_SUPPLIED PASSAGE:_
[Start of Attachment]

8.2 Why RAGAS for Evaluation?

Decision: Integrate RAGAS for real-time quality assessment

Rationale:

Automated Metrics: No manual annotation required
Production-Ready: Quantifiable quality scores
Real-Time: Evaluate every query-response pair
Comprehensive: Multiple dimensions of quality
Research-Backed: Based on academic research

Implementation Details:

OpenAI API key required for LLM-based metrics
Async evaluation to avoid blocking responses
SQLite storage for historical analysis
Export capability for offline processing

8.3 Why No Web Scraping?

Decision: Removed web scraping from MVP

Rationale:

Complexity: Anti-scraping mechanisms require maintenance
Reliability: Website changes break scrapers
Legal: Potential legal/ethical issues
Scope: Focus on core RAG functionality first

Alternative:

Users can save web pages as PDFs
Future enhancement if market demands it

9. Performance Optimization Strategies

9.1 Embedding Cache Strategy

# Cache Implementation
from functools import lru_cache

@lru_cache(maxsize=1000)
def get_query_embedding(query: str) -> np.ndarray:
    """Cache query embeddings for repeat queries"""
    return embedder.embed(query)

[End of Attachment]

_LIST OF TASKS:_
1) In the design notes, copy everything from "# Cache Implementation" down to "return embedder.embed(query)", swapping "1000" for "500".
2) According to the design notes, what is used to store RAGAS evaluation results for historical analysis?
The material that comes next has no connection to the design notes.

_RECORD EXTRACTS:_
[Start of Attachment]

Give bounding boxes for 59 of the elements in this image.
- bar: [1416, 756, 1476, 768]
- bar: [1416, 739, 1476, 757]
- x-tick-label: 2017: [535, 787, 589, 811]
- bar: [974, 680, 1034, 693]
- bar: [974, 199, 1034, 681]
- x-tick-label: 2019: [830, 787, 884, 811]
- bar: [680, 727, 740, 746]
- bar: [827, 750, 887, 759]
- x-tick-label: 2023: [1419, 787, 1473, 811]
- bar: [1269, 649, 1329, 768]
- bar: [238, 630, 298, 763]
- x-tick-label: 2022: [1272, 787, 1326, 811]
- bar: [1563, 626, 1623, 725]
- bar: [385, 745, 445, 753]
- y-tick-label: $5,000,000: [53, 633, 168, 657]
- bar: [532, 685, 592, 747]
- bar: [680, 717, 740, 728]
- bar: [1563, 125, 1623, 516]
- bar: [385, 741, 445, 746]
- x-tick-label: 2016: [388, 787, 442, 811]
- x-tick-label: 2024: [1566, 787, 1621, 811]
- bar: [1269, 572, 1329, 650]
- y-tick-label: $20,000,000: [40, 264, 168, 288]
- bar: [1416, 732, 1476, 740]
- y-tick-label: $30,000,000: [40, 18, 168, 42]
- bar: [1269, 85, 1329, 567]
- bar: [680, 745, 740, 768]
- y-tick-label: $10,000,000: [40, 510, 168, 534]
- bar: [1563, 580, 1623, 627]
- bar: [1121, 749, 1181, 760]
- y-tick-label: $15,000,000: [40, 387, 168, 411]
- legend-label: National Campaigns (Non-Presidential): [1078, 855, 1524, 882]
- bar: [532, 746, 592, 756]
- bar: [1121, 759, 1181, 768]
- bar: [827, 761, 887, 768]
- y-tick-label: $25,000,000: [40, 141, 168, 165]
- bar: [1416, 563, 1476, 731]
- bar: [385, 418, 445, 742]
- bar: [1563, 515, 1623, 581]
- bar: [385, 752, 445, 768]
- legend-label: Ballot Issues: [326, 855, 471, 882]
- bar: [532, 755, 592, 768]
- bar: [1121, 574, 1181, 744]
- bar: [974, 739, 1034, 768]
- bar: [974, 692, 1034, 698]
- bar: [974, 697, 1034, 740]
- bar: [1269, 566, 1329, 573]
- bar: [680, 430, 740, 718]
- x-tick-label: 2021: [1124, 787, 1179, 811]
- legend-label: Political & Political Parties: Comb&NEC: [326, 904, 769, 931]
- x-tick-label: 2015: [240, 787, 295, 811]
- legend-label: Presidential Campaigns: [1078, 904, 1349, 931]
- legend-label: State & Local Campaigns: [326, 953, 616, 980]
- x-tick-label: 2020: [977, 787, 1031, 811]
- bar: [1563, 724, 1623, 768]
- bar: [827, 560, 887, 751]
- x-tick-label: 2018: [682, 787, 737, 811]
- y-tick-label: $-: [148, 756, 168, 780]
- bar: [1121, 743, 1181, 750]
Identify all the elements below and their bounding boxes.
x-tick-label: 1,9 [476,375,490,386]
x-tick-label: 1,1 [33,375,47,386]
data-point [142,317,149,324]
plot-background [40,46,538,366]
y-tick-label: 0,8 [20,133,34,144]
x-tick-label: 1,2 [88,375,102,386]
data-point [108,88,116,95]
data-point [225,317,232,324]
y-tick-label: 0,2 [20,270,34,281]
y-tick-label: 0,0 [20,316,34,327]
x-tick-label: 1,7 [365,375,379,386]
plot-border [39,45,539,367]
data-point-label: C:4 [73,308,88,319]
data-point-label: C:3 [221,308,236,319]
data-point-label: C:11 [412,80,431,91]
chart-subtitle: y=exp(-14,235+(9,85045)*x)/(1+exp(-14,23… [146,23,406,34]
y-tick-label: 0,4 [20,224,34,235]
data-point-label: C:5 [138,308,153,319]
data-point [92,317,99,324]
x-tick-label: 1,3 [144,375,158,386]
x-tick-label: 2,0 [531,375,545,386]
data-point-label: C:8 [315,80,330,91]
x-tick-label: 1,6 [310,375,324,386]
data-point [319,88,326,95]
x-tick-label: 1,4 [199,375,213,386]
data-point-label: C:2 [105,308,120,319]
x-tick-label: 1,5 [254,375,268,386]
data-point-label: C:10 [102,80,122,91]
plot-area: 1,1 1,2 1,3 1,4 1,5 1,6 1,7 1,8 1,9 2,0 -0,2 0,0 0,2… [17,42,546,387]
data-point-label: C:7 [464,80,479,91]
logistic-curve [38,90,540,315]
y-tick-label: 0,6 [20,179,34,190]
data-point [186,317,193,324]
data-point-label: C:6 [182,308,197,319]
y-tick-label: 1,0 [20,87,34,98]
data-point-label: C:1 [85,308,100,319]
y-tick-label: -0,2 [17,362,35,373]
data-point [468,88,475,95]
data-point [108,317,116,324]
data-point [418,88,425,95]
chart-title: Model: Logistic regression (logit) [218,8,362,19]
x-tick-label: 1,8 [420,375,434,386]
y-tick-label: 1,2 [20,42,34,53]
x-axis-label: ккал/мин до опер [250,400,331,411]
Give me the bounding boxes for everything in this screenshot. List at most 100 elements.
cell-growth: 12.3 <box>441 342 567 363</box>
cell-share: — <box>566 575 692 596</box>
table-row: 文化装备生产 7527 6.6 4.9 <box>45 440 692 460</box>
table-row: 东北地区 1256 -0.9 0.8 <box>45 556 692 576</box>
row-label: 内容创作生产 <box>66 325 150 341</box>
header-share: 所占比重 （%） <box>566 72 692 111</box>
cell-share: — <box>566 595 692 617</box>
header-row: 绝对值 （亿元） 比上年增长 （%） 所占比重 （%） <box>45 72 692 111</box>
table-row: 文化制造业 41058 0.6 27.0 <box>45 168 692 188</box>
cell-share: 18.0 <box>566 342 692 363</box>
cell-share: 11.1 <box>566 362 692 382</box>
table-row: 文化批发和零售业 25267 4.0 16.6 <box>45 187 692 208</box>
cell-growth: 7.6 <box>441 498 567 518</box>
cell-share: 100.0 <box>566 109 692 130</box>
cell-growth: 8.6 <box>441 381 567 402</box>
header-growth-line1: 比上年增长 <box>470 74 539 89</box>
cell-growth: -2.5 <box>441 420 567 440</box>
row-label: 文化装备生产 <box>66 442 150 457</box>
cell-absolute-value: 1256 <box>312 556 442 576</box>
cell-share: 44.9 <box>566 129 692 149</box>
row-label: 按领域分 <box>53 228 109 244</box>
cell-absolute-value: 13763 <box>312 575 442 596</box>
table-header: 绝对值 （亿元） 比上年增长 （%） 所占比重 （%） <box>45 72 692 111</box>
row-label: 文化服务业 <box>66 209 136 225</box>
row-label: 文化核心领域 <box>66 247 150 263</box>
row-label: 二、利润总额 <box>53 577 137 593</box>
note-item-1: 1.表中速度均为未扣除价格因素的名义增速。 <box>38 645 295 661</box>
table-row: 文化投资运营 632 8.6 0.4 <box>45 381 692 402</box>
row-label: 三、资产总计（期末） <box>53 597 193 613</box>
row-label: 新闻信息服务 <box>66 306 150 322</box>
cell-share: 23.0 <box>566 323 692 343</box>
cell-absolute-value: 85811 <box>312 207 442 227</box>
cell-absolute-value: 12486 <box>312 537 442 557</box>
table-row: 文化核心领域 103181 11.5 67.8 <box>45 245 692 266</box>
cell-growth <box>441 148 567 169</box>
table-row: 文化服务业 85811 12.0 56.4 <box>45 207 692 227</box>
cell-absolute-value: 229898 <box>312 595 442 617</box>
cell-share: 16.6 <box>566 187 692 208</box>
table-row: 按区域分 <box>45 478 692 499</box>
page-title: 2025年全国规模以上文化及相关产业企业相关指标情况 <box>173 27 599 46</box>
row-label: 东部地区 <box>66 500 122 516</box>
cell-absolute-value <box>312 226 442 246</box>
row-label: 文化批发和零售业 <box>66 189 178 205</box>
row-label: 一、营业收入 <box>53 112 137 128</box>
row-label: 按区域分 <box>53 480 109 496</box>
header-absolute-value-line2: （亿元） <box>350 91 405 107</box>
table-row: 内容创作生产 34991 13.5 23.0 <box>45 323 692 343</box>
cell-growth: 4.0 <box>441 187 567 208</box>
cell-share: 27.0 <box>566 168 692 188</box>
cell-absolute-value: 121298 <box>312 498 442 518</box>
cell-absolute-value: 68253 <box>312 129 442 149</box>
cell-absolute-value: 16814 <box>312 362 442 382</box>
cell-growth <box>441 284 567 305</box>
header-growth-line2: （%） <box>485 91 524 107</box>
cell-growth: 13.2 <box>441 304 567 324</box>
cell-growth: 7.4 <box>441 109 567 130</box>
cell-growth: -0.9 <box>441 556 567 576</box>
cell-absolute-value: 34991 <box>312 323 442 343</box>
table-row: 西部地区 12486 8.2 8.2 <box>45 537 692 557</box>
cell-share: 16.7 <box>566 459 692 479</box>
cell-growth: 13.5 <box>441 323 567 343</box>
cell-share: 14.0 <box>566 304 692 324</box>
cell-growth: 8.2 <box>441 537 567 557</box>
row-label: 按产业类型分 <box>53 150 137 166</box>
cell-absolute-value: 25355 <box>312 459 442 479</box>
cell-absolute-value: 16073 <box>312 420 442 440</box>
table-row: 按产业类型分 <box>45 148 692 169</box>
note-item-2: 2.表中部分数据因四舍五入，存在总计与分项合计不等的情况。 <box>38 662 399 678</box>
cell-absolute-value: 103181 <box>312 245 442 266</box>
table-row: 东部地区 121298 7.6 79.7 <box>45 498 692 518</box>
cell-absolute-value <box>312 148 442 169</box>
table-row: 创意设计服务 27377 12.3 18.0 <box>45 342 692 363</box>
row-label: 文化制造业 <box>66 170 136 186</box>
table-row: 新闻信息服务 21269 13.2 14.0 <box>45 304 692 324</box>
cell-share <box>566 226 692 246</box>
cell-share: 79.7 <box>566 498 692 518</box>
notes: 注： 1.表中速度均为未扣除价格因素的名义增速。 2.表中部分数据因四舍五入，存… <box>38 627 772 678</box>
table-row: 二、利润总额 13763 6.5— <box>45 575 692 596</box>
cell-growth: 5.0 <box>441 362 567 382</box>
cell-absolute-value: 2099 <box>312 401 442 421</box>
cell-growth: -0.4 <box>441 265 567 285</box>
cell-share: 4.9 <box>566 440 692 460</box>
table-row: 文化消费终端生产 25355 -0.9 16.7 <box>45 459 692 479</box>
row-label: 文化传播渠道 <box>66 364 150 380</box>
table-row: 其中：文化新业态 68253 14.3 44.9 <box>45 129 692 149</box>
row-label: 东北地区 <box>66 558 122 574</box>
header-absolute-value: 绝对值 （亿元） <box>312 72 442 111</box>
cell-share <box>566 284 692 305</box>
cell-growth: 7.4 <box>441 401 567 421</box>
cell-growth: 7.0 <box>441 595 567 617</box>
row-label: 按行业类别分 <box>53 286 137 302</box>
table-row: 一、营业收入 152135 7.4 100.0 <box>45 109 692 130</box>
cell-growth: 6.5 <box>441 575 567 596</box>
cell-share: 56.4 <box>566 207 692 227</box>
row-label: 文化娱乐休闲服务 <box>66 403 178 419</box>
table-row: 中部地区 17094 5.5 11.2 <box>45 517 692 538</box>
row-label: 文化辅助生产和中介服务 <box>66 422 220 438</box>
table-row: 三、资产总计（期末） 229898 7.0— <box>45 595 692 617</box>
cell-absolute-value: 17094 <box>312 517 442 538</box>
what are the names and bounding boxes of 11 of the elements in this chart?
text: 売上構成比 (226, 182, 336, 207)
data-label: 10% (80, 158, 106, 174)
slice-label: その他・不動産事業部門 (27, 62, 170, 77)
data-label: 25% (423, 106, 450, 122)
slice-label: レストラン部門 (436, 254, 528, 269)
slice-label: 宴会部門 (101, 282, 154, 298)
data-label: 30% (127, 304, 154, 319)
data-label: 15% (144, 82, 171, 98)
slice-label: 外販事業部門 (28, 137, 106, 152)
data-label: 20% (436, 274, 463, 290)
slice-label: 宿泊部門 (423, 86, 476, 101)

[End of Attachment]

_ACTIVITY ANSWERS:_
1)
# Cache Implementation
from functools import lru_cache

@lru_cache(maxsize=500)
def get_query_embedding(query: str) -> np.ndarray:
    """Cache query embeddings for repeat queries"""
    return embedder.embed(query)

2) SQLite storage